**EXERCISE AIM:**
Without omitting anything, retype the data that follows.

>>>>

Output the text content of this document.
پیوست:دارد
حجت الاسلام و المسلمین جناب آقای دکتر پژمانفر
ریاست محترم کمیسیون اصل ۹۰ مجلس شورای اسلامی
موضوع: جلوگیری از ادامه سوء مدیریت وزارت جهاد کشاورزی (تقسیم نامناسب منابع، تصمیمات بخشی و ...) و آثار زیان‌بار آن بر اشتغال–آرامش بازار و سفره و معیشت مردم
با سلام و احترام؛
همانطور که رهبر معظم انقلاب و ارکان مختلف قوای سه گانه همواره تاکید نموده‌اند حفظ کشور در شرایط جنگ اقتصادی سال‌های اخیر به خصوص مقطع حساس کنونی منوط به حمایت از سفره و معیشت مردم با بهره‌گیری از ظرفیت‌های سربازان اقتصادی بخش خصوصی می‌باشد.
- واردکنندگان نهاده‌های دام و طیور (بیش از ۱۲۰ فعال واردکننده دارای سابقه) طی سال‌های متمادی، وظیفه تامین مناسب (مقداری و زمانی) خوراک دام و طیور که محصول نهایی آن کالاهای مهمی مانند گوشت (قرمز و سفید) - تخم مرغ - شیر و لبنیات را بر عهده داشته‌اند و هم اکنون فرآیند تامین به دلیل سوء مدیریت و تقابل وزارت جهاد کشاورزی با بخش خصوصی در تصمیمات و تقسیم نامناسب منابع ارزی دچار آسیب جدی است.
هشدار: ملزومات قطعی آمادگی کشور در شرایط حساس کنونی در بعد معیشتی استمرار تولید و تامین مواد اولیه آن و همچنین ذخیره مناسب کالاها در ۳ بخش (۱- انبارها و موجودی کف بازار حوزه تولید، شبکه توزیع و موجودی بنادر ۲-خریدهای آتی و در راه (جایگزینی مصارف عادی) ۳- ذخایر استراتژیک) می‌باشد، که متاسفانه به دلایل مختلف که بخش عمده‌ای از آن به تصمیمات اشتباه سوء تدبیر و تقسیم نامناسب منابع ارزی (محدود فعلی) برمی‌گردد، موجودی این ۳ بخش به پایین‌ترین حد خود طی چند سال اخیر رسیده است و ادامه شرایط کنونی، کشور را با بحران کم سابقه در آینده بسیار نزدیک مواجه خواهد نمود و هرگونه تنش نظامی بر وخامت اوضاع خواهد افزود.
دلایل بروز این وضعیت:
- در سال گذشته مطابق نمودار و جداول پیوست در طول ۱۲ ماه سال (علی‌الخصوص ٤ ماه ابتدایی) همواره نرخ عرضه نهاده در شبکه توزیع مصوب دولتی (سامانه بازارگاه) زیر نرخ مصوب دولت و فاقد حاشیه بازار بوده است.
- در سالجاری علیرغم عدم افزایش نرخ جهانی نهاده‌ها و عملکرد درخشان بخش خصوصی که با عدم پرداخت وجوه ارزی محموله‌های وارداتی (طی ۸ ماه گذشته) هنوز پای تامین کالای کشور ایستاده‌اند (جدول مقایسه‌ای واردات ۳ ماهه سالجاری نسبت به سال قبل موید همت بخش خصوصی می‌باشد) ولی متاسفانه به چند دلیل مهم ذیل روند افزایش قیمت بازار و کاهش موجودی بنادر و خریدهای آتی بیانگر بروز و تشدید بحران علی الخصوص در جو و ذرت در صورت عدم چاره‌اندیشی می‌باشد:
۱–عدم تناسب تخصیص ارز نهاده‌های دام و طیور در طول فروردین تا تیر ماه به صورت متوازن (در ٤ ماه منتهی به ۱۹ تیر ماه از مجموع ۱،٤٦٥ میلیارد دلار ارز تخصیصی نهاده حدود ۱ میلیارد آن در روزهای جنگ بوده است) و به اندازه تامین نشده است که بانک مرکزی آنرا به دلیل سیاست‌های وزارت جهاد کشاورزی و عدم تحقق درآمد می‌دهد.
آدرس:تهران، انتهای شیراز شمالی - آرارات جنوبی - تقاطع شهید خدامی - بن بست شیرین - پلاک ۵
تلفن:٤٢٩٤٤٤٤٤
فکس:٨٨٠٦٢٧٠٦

<<<<

**ANSWER:**
Output the text content of this document.
پیوست:دارد
حجت الاسلام و المسلمین جناب آقای دکتر پژمانفر
ریاست محترم کمیسیون اصل ۹۰ مجلس شورای اسلامی
موضوع: جلوگیری از ادامه سوء مدیریت وزارت جهاد کشاورزی (تقسیم نامناسب منابع، تصمیمات بخشی و ...) و آثار زیان‌بار آن بر اشتغال–آرامش بازار و سفره و معیشت مردم
با سلام و احترام؛
همانطور که رهبر معظم انقلاب و ارکان مختلف قوای سه گانه همواره تاکید نموده‌اند حفظ کشور در شرایط جنگ اقتصادی سال‌های اخیر به خصوص مقطع حساس کنونی منوط به حمایت از سفره و معیشت مردم با بهره‌گیری از ظرفیت‌های سربازان اقتصادی بخش خصوصی می‌باشد.
- واردکنندگان نهاده‌های دام و طیور (بیش از ۱۲۰ فعال واردکننده دارای سابقه) طی سال‌های متمادی، وظیفه تامین مناسب (مقداری و زمانی) خوراک دام و طیور که محصول نهایی آن کالاهای مهمی مانند گوشت (قرمز و سفید) - تخم مرغ - شیر و لبنیات را بر عهده داشته‌اند و هم اکنون فرآیند تامین به دلیل سوء مدیریت و تقابل وزارت جهاد کشاورزی با بخش خصوصی در تصمیمات و تقسیم نامناسب منابع ارزی دچار آسیب جدی است.
هشدار: ملزومات قطعی آمادگی کشور در شرایط حساس کنونی در بعد معیشتی استمرار تولید و تامین مواد اولیه آن و همچنین ذخیره مناسب کالاها در ۳ بخش (۱- انبارها و موجودی کف بازار حوزه تولید، شبکه توزیع و موجودی بنادر ۲-خریدهای آتی و در راه (جایگزینی مصارف عادی) ۳- ذخایر استراتژیک) می‌باشد، که متاسفانه به دلایل مختلف که بخش عمده‌ای از آن به تصمیمات اشتباه سوء تدبیر و تقسیم نامناسب منابع ارزی (محدود فعلی) برمی‌گردد، موجودی این ۳ بخش به پایین‌ترین حد خود طی چند سال اخیر رسیده است و ادامه شرایط کنونی، کشور را با بحران کم سابقه در آینده بسیار نزدیک مواجه خواهد نمود و هرگونه تنش نظامی بر وخامت اوضاع خواهد افزود.
دلایل بروز این وضعیت:
- در سال گذشته مطابق نمودار و جداول پیوست در طول ۱۲ ماه سال (علی‌الخصوص ٤ ماه ابتدایی) همواره نرخ عرضه نهاده در شبکه توزیع مصوب دولتی (سامانه بازارگاه) زیر نرخ مصوب دولت و فاقد حاشیه بازار بوده است.
- در سالجاری علیرغم عدم افزایش نرخ جهانی نهاده‌ها و عملکرد درخشان بخش خصوصی که با عدم پرداخت وجوه ارزی محموله‌های وارداتی (طی ۸ ماه گذشته) هنوز پای تامین کالای کشور ایستاده‌اند (جدول مقایسه‌ای واردات ۳ ماهه سالجاری نسبت به سال قبل موید همت بخش خصوصی می‌باشد) ولی متاسفانه به چند دلیل مهم ذیل روند افزایش قیمت بازار و کاهش موجودی بنادر و خریدهای آتی بیانگر بروز و تشدید بحران علی الخصوص در جو و ذرت در صورت عدم چاره‌اندیشی می‌باشد:
۱–عدم تناسب تخصیص ارز نهاده‌های دام و طیور در طول فروردین تا تیر ماه به صورت متوازن (در ٤ ماه منتهی به ۱۹ تیر ماه از مجموع ۱،٤٦٥ میلیارد دلار ارز تخصیصی نهاده حدود ۱ میلیارد آن در روزهای جنگ بوده است) و به اندازه تامین نشده است که بانک مرکزی آنرا به دلیل سیاست‌های وزارت جهاد کشاورزی و عدم تحقق درآمد می‌دهد.
آدرس:تهران، انتهای شیراز شمالی - آرارات جنوبی - تقاطع شهید خدامی - بن بست شیرین - پلاک ۵
تلفن:٤٢٩٤٤٤٤٤
فکس:٨٨٠٦٢٧٠٦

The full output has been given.